Go through the lines below and copy each one that holds the string "document".

*Dataset entries*:
----------------

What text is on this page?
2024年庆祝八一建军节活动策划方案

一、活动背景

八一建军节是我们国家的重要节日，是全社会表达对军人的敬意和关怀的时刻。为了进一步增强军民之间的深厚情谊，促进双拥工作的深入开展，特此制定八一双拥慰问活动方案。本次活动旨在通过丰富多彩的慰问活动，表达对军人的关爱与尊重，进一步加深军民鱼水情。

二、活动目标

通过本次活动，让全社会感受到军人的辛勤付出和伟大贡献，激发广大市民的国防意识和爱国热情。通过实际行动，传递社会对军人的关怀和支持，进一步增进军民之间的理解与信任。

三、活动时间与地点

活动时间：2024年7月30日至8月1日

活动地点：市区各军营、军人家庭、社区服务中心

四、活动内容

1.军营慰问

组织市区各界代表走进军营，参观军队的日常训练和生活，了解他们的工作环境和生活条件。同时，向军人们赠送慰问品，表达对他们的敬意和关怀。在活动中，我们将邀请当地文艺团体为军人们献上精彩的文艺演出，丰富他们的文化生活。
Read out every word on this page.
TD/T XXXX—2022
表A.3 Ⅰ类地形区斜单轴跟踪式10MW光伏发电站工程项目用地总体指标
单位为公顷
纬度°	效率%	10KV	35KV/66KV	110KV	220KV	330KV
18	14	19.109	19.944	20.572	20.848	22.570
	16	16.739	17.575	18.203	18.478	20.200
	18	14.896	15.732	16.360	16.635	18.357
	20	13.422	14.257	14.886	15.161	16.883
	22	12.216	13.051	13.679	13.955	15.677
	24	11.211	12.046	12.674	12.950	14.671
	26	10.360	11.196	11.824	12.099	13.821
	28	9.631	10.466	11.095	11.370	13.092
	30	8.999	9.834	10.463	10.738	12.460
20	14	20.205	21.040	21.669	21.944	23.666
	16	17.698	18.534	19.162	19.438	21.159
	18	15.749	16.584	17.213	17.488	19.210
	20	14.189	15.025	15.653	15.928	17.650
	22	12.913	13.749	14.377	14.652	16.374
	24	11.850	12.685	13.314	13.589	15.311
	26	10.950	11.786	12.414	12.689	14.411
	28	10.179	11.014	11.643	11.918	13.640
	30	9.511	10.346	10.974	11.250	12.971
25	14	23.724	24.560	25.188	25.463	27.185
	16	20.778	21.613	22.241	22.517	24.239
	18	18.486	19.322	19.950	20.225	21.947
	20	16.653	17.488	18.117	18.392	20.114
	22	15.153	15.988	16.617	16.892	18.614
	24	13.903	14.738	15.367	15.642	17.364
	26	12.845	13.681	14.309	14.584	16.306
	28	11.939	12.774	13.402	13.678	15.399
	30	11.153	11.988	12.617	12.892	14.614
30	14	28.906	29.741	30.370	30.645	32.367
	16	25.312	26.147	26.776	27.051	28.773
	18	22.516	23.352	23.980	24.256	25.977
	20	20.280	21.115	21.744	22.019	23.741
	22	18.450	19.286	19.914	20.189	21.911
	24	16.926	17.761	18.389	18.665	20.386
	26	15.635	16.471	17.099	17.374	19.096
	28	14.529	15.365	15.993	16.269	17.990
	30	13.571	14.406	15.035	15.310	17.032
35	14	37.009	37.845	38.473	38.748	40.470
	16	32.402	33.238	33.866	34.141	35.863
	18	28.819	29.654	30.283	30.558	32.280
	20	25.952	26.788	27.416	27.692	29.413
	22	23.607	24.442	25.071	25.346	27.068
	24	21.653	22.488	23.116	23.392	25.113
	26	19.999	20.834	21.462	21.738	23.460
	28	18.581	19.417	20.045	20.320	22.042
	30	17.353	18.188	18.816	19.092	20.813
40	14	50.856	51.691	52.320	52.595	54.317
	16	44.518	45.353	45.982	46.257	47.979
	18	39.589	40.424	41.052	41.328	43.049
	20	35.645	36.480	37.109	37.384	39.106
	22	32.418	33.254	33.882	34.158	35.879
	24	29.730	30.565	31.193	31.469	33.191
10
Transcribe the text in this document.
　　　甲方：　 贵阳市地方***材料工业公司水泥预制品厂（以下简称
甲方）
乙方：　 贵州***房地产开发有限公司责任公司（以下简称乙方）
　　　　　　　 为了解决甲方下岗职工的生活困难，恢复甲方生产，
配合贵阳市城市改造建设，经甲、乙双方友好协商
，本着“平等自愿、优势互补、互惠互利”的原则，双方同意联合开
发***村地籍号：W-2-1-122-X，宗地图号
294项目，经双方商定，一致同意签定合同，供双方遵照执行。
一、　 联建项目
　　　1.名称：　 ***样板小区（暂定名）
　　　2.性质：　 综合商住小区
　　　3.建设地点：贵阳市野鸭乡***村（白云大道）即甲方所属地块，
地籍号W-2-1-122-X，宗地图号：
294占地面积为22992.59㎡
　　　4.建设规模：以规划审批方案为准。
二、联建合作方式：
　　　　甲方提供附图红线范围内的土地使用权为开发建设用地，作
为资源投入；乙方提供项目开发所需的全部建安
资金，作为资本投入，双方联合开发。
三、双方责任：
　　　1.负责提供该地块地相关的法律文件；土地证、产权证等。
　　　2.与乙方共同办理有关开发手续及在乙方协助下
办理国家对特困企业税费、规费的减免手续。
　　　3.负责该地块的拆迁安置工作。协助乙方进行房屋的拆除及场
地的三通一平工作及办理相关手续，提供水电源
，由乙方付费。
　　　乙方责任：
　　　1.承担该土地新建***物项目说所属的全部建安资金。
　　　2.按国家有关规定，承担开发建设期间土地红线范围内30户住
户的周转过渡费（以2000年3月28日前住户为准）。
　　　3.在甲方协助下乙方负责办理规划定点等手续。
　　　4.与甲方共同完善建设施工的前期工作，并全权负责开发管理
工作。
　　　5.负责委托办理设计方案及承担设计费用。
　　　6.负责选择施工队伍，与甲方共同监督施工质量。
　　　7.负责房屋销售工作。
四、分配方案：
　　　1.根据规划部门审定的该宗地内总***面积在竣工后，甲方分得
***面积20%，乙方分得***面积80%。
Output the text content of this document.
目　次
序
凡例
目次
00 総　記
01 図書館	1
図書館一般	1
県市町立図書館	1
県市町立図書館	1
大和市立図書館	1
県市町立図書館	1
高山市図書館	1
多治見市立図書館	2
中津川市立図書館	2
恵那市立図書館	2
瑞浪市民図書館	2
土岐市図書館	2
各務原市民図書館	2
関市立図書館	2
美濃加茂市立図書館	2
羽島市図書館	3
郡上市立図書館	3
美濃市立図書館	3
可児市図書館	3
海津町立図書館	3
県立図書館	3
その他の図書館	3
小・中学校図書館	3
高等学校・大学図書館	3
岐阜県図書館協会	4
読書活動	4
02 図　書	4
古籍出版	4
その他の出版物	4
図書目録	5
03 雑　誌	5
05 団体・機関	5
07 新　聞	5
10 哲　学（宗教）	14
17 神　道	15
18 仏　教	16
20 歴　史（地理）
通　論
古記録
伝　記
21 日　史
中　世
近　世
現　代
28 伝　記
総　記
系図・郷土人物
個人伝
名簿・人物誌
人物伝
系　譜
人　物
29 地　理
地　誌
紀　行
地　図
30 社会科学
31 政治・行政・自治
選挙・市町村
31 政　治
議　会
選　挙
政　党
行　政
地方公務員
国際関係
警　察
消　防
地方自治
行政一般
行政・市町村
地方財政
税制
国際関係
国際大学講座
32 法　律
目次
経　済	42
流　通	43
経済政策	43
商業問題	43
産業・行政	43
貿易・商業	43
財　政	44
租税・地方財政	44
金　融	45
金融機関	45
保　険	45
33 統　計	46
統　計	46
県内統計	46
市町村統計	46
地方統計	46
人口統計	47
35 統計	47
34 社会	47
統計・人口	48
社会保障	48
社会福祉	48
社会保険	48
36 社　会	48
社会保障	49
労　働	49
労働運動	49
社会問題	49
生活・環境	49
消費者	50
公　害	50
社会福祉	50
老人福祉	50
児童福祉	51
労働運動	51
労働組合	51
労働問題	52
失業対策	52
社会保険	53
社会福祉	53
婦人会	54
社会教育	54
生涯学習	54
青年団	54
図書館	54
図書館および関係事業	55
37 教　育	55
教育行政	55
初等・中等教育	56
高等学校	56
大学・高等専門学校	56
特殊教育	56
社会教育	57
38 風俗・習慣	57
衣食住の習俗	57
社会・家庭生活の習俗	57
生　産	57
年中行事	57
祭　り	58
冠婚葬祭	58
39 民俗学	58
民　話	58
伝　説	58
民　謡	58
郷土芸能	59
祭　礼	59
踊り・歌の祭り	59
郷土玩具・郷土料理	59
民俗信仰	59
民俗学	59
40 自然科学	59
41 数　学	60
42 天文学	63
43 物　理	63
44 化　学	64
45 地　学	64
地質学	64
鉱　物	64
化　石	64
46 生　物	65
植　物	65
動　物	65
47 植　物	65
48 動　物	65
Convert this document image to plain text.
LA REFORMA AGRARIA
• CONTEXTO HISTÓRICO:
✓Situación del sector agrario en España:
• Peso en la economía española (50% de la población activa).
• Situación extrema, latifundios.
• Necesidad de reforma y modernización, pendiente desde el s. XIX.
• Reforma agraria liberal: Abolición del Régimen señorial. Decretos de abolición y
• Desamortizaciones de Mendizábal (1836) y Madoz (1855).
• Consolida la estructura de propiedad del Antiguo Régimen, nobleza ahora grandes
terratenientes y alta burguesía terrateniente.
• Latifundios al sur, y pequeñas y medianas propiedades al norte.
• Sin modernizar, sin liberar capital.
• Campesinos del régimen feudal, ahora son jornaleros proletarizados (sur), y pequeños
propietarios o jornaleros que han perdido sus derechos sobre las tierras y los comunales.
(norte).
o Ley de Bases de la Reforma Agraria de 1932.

----------------

*Expected answer*:
Transcribe the text in this document.
Output the text content of this document.
Convert this document image to plain text.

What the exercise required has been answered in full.